GOAL OF THE EXERCISE
Output only the count of lines that contain "штемпельной".

== EXERCISE DATA

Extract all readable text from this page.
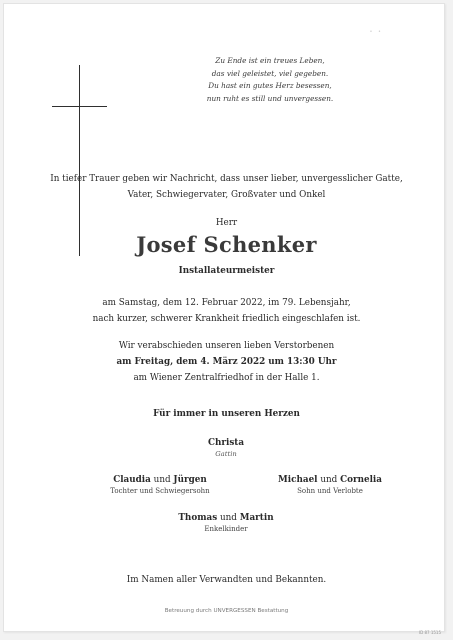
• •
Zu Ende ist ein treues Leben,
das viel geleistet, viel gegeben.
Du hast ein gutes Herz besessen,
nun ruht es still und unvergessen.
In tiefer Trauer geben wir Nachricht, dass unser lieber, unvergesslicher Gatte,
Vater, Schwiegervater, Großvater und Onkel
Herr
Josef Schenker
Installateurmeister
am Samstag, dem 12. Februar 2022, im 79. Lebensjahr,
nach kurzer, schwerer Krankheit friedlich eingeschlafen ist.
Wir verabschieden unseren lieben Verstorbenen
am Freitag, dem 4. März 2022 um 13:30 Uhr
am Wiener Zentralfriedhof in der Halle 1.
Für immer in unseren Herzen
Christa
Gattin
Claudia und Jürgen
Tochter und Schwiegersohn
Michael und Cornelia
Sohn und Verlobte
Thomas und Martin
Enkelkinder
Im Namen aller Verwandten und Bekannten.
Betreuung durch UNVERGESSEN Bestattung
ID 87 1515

====
== EXERCISE DATA

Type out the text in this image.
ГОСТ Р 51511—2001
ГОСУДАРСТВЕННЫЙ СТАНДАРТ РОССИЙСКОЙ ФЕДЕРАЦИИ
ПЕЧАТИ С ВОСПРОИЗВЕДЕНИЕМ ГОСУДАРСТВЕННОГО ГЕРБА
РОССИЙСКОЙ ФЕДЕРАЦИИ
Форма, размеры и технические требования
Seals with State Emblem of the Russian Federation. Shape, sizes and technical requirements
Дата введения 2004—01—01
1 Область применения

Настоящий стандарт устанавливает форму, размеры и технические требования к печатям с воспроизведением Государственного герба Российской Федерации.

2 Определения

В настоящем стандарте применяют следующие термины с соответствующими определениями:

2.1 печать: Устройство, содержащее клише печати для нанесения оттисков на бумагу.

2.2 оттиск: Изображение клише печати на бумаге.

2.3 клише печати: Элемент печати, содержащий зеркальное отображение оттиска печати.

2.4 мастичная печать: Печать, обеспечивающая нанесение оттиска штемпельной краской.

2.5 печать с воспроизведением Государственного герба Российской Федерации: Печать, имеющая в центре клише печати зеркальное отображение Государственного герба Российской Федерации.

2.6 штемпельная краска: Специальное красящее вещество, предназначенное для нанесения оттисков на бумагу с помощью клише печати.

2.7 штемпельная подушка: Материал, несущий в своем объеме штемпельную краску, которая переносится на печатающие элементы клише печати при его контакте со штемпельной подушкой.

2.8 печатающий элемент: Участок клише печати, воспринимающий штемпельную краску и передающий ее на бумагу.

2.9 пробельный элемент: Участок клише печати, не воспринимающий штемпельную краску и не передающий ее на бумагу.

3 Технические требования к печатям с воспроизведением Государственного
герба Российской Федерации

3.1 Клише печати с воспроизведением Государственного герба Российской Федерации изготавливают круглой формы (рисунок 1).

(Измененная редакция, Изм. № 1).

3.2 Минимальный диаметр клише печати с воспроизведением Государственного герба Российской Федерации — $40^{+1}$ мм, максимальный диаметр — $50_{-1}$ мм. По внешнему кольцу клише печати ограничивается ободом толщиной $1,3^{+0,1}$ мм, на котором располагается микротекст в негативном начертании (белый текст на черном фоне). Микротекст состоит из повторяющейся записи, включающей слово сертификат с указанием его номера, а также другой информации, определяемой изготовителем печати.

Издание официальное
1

====
== EXERCISE DATA

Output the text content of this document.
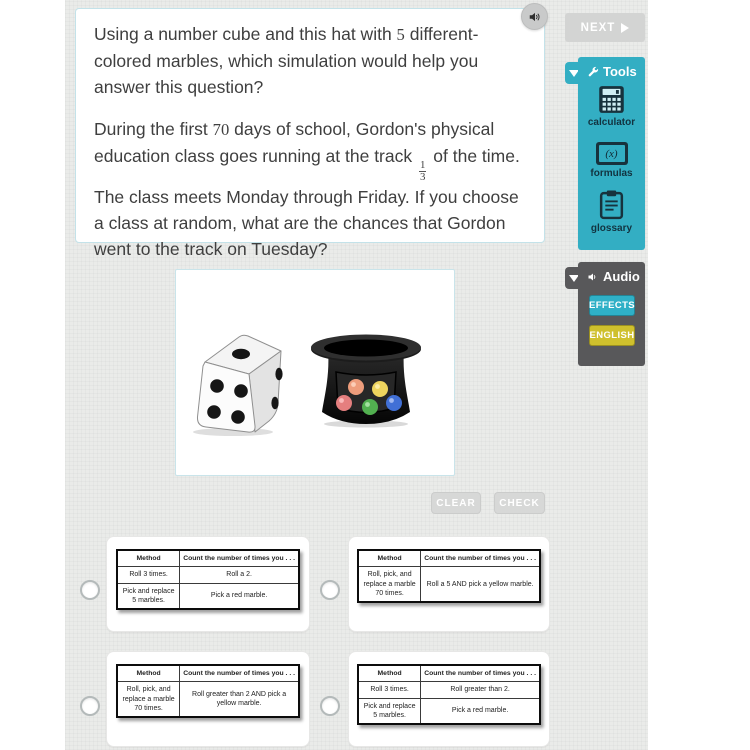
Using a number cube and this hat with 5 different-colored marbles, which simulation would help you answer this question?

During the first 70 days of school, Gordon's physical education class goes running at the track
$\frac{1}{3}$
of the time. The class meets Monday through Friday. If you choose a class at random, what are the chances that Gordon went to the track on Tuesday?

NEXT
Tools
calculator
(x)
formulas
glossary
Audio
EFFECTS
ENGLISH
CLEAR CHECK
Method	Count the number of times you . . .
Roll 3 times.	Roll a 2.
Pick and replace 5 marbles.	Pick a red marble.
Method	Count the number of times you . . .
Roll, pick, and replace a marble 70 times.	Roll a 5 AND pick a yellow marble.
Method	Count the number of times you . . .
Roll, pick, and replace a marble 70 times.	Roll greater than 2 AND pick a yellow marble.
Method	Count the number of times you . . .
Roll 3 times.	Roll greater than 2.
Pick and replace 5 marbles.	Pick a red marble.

====

ANSWER TO THIS PROBLEM
2